== SUPPLIED RECORDS ==

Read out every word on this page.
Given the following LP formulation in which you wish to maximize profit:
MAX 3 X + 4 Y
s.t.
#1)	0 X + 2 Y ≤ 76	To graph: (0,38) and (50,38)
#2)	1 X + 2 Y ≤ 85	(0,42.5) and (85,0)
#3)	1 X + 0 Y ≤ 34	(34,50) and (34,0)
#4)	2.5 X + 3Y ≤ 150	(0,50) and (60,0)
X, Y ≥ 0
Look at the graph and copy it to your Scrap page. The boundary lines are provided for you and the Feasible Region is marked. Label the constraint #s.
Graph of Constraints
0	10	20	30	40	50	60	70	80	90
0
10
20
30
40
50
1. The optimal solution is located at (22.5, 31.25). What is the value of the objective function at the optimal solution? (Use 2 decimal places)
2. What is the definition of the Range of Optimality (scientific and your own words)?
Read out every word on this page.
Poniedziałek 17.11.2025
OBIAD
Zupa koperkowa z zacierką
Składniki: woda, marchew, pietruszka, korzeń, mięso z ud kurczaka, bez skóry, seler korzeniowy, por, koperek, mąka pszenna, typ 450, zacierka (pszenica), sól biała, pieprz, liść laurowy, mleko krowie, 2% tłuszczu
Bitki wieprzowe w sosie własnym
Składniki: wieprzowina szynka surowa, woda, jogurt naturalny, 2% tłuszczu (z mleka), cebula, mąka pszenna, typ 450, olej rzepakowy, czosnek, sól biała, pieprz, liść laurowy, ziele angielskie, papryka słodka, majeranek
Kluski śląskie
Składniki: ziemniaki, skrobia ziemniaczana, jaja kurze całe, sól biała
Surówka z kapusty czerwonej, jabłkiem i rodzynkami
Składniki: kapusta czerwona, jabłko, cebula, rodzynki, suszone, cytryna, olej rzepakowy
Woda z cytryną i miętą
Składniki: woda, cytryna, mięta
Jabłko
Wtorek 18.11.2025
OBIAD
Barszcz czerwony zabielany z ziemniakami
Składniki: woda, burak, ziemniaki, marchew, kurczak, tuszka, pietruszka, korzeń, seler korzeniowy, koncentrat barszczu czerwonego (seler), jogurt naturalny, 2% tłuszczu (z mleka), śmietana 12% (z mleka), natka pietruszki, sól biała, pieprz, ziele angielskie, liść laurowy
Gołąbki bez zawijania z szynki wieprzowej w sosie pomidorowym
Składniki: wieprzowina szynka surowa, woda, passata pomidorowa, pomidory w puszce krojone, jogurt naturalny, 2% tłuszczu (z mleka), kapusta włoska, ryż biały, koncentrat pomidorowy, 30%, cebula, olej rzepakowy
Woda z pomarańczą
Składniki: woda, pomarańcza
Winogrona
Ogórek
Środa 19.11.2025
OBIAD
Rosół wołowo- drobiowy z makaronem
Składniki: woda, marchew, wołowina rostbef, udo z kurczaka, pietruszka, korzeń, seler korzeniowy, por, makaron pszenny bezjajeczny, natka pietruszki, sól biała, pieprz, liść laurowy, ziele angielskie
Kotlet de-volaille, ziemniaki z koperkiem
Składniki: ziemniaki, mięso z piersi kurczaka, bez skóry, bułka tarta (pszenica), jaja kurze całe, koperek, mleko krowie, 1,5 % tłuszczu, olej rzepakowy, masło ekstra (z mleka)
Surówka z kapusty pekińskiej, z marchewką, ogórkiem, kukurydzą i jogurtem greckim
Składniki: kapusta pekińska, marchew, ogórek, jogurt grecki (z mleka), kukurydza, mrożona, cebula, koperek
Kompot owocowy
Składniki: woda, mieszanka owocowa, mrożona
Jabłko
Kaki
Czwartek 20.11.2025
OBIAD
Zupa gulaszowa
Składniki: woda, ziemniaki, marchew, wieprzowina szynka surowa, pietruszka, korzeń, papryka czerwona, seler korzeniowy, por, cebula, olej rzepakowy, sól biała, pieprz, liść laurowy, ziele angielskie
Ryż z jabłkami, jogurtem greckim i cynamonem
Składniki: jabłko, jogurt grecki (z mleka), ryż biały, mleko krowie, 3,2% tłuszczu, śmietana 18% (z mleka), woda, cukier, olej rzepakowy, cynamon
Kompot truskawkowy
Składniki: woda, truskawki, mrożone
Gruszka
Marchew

===

#### [INSTRUCTIONS TO FOLLOW]
Write out the material from the first line to the last, exactly.

#### [COMPLETE RESPONSE]
Read out every word on this page.
Given the following LP formulation in which you wish to maximize profit:
MAX 3 X + 4 Y
s.t.
#1)	0 X + 2 Y ≤ 76	To graph: (0,38) and (50,38)
#2)	1 X + 2 Y ≤ 85	(0,42.5) and (85,0)
#3)	1 X + 0 Y ≤ 34	(34,50) and (34,0)
#4)	2.5 X + 3Y ≤ 150	(0,50) and (60,0)
X, Y ≥ 0
Look at the graph and copy it to your Scrap page. The boundary lines are provided for you and the Feasible Region is marked. Label the constraint #s.
Graph of Constraints
0	10	20	30	40	50	60	70	80	90
0
10
20
30
40
50
1. The optimal solution is located at (22.5, 31.25). What is the value of the objective function at the optimal solution? (Use 2 decimal places)
2. What is the definition of the Range of Optimality (scientific and your own words)?
Read out every word on this page.
Poniedziałek 17.11.2025
OBIAD
Zupa koperkowa z zacierką
Składniki: woda, marchew, pietruszka, korzeń, mięso z ud kurczaka, bez skóry, seler korzeniowy, por, koperek, mąka pszenna, typ 450, zacierka (pszenica), sól biała, pieprz, liść laurowy, mleko krowie, 2% tłuszczu
Bitki wieprzowe w sosie własnym
Składniki: wieprzowina szynka surowa, woda, jogurt naturalny, 2% tłuszczu (z mleka), cebula, mąka pszenna, typ 450, olej rzepakowy, czosnek, sól biała, pieprz, liść laurowy, ziele angielskie, papryka słodka, majeranek
Kluski śląskie
Składniki: ziemniaki, skrobia ziemniaczana, jaja kurze całe, sól biała
Surówka z kapusty czerwonej, jabłkiem i rodzynkami
Składniki: kapusta czerwona, jabłko, cebula, rodzynki, suszone, cytryna, olej rzepakowy
Woda z cytryną i miętą
Składniki: woda, cytryna, mięta
Jabłko
Wtorek 18.11.2025
OBIAD
Barszcz czerwony zabielany z ziemniakami
Składniki: woda, burak, ziemniaki, marchew, kurczak, tuszka, pietruszka, korzeń, seler korzeniowy, koncentrat barszczu czerwonego (seler), jogurt naturalny, 2% tłuszczu (z mleka), śmietana 12% (z mleka), natka pietruszki, sól biała, pieprz, ziele angielskie, liść laurowy
Gołąbki bez zawijania z szynki wieprzowej w sosie pomidorowym
Składniki: wieprzowina szynka surowa, woda, passata pomidorowa, pomidory w puszce krojone, jogurt naturalny, 2% tłuszczu (z mleka), kapusta włoska, ryż biały, koncentrat pomidorowy, 30%, cebula, olej rzepakowy
Woda z pomarańczą
Składniki: woda, pomarańcza
Winogrona
Ogórek
Środa 19.11.2025
OBIAD
Rosół wołowo- drobiowy z makaronem
Składniki: woda, marchew, wołowina rostbef, udo z kurczaka, pietruszka, korzeń, seler korzeniowy, por, makaron pszenny bezjajeczny, natka pietruszki, sól biała, pieprz, liść laurowy, ziele angielskie
Kotlet de-volaille, ziemniaki z koperkiem
Składniki: ziemniaki, mięso z piersi kurczaka, bez skóry, bułka tarta (pszenica), jaja kurze całe, koperek, mleko krowie, 1,5 % tłuszczu, olej rzepakowy, masło ekstra (z mleka)
Surówka z kapusty pekińskiej, z marchewką, ogórkiem, kukurydzą i jogurtem greckim
Składniki: kapusta pekińska, marchew, ogórek, jogurt grecki (z mleka), kukurydza, mrożona, cebula, koperek
Kompot owocowy
Składniki: woda, mieszanka owocowa, mrożona
Jabłko
Kaki
Czwartek 20.11.2025
OBIAD
Zupa gulaszowa
Składniki: woda, ziemniaki, marchew, wieprzowina szynka surowa, pietruszka, korzeń, papryka czerwona, seler korzeniowy, por, cebula, olej rzepakowy, sól biała, pieprz, liść laurowy, ziele angielskie
Ryż z jabłkami, jogurtem greckim i cynamonem
Składniki: jabłko, jogurt grecki (z mleka), ryż biały, mleko krowie, 3,2% tłuszczu, śmietana 18% (z mleka), woda, cukier, olej rzepakowy, cynamon
Kompot truskawkowy
Składniki: woda, truskawki, mrożone
Gruszka
Marchew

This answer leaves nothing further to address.